Begin ENTRIES SHOWN

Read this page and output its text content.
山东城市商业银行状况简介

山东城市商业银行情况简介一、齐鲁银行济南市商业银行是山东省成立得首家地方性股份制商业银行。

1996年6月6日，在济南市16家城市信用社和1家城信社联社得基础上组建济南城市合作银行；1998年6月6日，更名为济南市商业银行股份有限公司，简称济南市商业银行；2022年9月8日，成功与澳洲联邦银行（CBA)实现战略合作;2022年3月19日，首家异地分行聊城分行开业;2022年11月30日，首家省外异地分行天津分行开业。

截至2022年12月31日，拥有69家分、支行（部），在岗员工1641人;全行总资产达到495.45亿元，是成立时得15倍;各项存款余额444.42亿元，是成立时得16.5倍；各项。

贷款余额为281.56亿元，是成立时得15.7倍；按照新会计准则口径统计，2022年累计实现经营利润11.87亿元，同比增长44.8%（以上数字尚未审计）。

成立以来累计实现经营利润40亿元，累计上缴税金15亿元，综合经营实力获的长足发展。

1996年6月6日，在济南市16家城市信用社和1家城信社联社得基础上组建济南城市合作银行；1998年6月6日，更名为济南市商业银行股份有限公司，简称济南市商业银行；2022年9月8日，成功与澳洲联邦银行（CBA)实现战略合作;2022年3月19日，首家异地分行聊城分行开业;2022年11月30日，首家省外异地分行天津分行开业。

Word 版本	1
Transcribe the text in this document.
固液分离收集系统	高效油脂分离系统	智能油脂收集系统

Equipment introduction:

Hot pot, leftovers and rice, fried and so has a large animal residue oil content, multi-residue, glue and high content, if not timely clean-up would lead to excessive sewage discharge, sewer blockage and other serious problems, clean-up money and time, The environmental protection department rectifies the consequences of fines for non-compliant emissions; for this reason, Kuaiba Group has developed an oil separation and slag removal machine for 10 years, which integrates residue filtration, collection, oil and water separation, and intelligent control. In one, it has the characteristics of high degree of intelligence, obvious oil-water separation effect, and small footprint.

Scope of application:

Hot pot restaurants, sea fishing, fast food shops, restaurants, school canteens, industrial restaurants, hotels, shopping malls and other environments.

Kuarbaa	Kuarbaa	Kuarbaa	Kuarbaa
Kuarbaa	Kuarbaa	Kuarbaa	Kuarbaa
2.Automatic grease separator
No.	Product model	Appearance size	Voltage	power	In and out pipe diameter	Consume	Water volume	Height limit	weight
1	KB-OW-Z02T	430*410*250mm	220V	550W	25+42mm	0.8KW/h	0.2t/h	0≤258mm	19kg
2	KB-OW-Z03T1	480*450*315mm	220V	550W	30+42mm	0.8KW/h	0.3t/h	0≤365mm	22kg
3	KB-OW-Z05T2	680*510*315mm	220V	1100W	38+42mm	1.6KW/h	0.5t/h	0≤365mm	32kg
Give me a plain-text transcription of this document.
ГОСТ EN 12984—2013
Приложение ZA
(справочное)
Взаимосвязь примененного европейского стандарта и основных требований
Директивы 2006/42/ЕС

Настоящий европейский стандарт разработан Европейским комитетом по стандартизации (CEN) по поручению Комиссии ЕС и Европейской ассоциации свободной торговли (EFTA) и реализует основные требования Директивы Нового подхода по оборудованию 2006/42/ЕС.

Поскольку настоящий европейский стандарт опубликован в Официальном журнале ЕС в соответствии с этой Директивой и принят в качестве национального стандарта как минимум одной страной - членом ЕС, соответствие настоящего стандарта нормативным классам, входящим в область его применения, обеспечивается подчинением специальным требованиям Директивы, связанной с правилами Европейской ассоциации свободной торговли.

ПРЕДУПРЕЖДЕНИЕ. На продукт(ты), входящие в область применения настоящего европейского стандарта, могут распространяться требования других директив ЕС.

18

End ENTRIES SHOWN

WORK TO COMPLETE
Reproduce the full set of records precisely.

EXERCISE RESULT
Read this page and output its text content.
山东城市商业银行状况简介

山东城市商业银行情况简介一、齐鲁银行济南市商业银行是山东省成立得首家地方性股份制商业银行。

1996年6月6日，在济南市16家城市信用社和1家城信社联社得基础上组建济南城市合作银行；1998年6月6日，更名为济南市商业银行股份有限公司，简称济南市商业银行；2022年9月8日，成功与澳洲联邦银行（CBA)实现战略合作;2022年3月19日，首家异地分行聊城分行开业;2022年11月30日，首家省外异地分行天津分行开业。

截至2022年12月31日，拥有69家分、支行（部），在岗员工1641人;全行总资产达到495.45亿元，是成立时得15倍;各项存款余额444.42亿元，是成立时得16.5倍；各项。

贷款余额为281.56亿元，是成立时得15.7倍；按照新会计准则口径统计，2022年累计实现经营利润11.87亿元，同比增长44.8%（以上数字尚未审计）。

成立以来累计实现经营利润40亿元，累计上缴税金15亿元，综合经营实力获的长足发展。

1996年6月6日，在济南市16家城市信用社和1家城信社联社得基础上组建济南城市合作银行；1998年6月6日，更名为济南市商业银行股份有限公司，简称济南市商业银行；2022年9月8日，成功与澳洲联邦银行（CBA)实现战略合作;2022年3月19日，首家异地分行聊城分行开业;2022年11月30日，首家省外异地分行天津分行开业。

Word 版本	1
Transcribe the text in this document.
固液分离收集系统	高效油脂分离系统	智能油脂收集系统

Equipment introduction:

Hot pot, leftovers and rice, fried and so has a large animal residue oil content, multi-residue, glue and high content, if not timely clean-up would lead to excessive sewage discharge, sewer blockage and other serious problems, clean-up money and time, The environmental protection department rectifies the consequences of fines for non-compliant emissions; for this reason, Kuaiba Group has developed an oil separation and slag removal machine for 10 years, which integrates residue filtration, collection, oil and water separation, and intelligent control. In one, it has the characteristics of high degree of intelligence, obvious oil-water separation effect, and small footprint.

Scope of application:

Hot pot restaurants, sea fishing, fast food shops, restaurants, school canteens, industrial restaurants, hotels, shopping malls and other environments.

Kuarbaa	Kuarbaa	Kuarbaa	Kuarbaa
Kuarbaa	Kuarbaa	Kuarbaa	Kuarbaa
2.Automatic grease separator
No.	Product model	Appearance size	Voltage	power	In and out pipe diameter	Consume	Water volume	Height limit	weight
1	KB-OW-Z02T	430*410*250mm	220V	550W	25+42mm	0.8KW/h	0.2t/h	0≤258mm	19kg
2	KB-OW-Z03T1	480*450*315mm	220V	550W	30+42mm	0.8KW/h	0.3t/h	0≤365mm	22kg
3	KB-OW-Z05T2	680*510*315mm	220V	1100W	38+42mm	1.6KW/h	0.5t/h	0≤365mm	32kg
Give me a plain-text transcription of this document.
ГОСТ EN 12984—2013
Приложение ZA
(справочное)
Взаимосвязь примененного европейского стандарта и основных требований
Директивы 2006/42/ЕС

Настоящий европейский стандарт разработан Европейским комитетом по стандартизации (CEN) по поручению Комиссии ЕС и Европейской ассоциации свободной торговли (EFTA) и реализует основные требования Директивы Нового подхода по оборудованию 2006/42/ЕС.

Поскольку настоящий европейский стандарт опубликован в Официальном журнале ЕС в соответствии с этой Директивой и принят в качестве национального стандарта как минимум одной страной - членом ЕС, соответствие настоящего стандарта нормативным классам, входящим в область его применения, обеспечивается подчинением специальным требованиям Директивы, связанной с правилами Европейской ассоциации свободной торговли.

ПРЕДУПРЕЖДЕНИЕ. На продукт(ты), входящие в область применения настоящего европейского стандарта, могут распространяться требования других директив ЕС.

18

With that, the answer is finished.